SHORT TASK
Go over the entries below line by line, copying each one that contains the word "index".

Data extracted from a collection

# # # # #

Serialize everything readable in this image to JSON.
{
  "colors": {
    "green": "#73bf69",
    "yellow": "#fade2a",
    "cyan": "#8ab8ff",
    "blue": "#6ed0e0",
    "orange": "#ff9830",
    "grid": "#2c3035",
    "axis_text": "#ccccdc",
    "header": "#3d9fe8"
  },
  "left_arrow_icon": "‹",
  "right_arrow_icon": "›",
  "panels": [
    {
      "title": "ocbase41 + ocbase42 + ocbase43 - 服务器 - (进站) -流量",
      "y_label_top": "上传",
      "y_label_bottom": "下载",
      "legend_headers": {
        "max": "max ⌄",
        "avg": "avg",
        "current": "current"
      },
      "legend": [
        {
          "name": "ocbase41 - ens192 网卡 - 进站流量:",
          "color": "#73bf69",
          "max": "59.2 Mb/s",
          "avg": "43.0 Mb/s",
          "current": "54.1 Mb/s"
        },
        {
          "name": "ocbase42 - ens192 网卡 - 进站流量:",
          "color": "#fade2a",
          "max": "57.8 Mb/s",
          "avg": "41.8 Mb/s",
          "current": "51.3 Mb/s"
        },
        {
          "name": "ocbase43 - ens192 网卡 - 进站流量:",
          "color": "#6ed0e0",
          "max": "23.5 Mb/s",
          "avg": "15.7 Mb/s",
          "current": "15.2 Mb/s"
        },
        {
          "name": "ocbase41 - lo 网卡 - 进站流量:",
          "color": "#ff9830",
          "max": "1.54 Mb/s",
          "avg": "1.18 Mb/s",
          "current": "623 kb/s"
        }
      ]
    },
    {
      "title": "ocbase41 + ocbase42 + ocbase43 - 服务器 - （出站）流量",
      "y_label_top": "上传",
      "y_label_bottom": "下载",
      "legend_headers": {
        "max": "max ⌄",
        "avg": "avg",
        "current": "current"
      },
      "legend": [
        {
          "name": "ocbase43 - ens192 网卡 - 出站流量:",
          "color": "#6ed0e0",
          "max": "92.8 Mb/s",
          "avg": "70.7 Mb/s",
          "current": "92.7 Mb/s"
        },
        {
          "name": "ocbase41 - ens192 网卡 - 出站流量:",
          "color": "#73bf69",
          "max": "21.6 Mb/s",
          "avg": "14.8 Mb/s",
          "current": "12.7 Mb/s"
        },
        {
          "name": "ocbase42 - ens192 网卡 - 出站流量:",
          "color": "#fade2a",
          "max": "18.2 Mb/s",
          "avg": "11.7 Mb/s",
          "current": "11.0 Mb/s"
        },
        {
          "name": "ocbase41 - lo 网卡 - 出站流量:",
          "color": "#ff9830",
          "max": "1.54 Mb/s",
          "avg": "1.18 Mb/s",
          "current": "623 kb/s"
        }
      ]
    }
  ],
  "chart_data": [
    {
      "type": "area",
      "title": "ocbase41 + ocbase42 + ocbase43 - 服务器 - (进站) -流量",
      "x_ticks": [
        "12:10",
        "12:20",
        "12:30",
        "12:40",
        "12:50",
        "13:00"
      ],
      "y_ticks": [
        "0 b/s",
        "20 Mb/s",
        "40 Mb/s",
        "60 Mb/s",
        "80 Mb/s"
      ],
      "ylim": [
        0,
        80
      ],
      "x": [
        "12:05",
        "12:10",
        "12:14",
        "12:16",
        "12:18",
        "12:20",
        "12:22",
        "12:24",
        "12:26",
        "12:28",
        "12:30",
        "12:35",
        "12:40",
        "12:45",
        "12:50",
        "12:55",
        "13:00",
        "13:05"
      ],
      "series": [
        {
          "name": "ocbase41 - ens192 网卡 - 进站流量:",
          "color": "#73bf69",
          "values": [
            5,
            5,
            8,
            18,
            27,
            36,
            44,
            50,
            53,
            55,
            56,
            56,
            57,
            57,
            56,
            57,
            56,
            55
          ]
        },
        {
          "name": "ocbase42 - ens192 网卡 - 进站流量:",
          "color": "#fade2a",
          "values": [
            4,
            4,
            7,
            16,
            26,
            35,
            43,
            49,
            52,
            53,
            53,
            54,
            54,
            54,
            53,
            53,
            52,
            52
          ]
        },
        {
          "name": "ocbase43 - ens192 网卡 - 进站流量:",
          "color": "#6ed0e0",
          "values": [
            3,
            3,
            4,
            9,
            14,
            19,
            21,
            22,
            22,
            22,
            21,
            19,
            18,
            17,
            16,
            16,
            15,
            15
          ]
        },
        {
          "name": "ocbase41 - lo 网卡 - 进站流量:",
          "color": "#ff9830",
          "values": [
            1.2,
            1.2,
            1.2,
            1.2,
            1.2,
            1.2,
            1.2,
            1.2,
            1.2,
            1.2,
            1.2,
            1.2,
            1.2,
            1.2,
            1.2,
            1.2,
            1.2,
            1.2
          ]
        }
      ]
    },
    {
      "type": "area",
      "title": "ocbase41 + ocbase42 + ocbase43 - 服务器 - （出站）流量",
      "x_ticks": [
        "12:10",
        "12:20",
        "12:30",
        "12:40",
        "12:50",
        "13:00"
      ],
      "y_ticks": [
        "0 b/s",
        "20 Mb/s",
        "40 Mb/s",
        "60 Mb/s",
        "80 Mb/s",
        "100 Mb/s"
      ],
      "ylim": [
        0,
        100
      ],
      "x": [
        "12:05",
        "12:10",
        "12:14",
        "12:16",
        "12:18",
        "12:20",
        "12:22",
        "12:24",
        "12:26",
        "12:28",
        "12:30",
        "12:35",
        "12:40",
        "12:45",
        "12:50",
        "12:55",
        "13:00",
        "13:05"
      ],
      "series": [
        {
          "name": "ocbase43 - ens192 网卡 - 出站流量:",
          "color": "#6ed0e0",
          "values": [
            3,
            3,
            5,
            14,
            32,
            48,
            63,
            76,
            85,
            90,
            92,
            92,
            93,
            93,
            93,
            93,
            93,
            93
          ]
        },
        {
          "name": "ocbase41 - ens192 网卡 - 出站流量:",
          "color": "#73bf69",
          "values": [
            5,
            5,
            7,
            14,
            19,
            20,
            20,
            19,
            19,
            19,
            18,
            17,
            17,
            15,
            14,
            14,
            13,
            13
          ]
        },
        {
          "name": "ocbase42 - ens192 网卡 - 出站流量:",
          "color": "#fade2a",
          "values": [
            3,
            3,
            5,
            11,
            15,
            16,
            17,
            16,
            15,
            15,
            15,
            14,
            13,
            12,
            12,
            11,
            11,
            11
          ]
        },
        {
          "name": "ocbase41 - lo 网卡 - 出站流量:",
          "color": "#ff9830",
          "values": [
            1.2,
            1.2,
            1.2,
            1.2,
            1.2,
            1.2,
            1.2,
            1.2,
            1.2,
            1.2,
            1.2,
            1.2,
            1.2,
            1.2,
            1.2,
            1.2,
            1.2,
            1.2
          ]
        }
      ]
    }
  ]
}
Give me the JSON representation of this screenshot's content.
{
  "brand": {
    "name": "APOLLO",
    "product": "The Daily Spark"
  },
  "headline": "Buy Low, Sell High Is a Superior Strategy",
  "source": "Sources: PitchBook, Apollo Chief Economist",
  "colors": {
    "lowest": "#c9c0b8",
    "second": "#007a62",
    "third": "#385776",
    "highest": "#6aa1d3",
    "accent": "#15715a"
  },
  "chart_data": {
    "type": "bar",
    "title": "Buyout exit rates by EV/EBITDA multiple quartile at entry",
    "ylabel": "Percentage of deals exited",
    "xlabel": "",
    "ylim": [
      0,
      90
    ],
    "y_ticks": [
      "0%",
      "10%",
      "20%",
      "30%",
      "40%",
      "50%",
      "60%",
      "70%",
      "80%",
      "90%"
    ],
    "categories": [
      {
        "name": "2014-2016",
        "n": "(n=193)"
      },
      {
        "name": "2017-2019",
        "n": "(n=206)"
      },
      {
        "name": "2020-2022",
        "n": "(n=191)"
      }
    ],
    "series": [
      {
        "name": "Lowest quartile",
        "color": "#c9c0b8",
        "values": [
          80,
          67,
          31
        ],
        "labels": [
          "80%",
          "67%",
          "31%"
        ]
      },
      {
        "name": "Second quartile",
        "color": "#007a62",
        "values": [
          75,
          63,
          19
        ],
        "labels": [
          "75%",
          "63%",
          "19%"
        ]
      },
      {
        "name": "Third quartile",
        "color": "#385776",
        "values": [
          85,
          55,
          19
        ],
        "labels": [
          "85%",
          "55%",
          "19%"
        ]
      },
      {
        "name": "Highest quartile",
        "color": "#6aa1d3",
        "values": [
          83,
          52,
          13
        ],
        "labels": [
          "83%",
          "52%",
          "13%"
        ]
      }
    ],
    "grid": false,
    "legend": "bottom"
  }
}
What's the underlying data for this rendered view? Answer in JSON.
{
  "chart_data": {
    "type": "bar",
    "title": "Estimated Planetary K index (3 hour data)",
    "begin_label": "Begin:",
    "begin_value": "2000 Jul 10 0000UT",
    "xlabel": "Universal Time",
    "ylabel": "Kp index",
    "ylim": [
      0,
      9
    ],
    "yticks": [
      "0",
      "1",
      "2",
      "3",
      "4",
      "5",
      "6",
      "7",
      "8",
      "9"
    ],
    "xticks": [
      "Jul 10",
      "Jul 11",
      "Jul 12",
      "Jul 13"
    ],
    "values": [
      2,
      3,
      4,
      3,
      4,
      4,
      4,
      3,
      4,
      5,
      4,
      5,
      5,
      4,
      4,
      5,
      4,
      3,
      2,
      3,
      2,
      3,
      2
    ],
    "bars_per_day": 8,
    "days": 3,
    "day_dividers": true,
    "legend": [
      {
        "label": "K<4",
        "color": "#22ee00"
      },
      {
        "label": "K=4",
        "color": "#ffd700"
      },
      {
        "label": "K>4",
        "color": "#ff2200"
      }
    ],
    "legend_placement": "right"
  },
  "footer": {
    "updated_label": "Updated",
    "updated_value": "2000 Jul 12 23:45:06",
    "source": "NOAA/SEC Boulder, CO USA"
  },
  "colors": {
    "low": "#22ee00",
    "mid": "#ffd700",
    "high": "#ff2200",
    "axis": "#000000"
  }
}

# # # # #

OUTPUT OF THE TASK
    "title": "Estimated Planetary K index (3 hour data)",
    "ylabel": "Kp index",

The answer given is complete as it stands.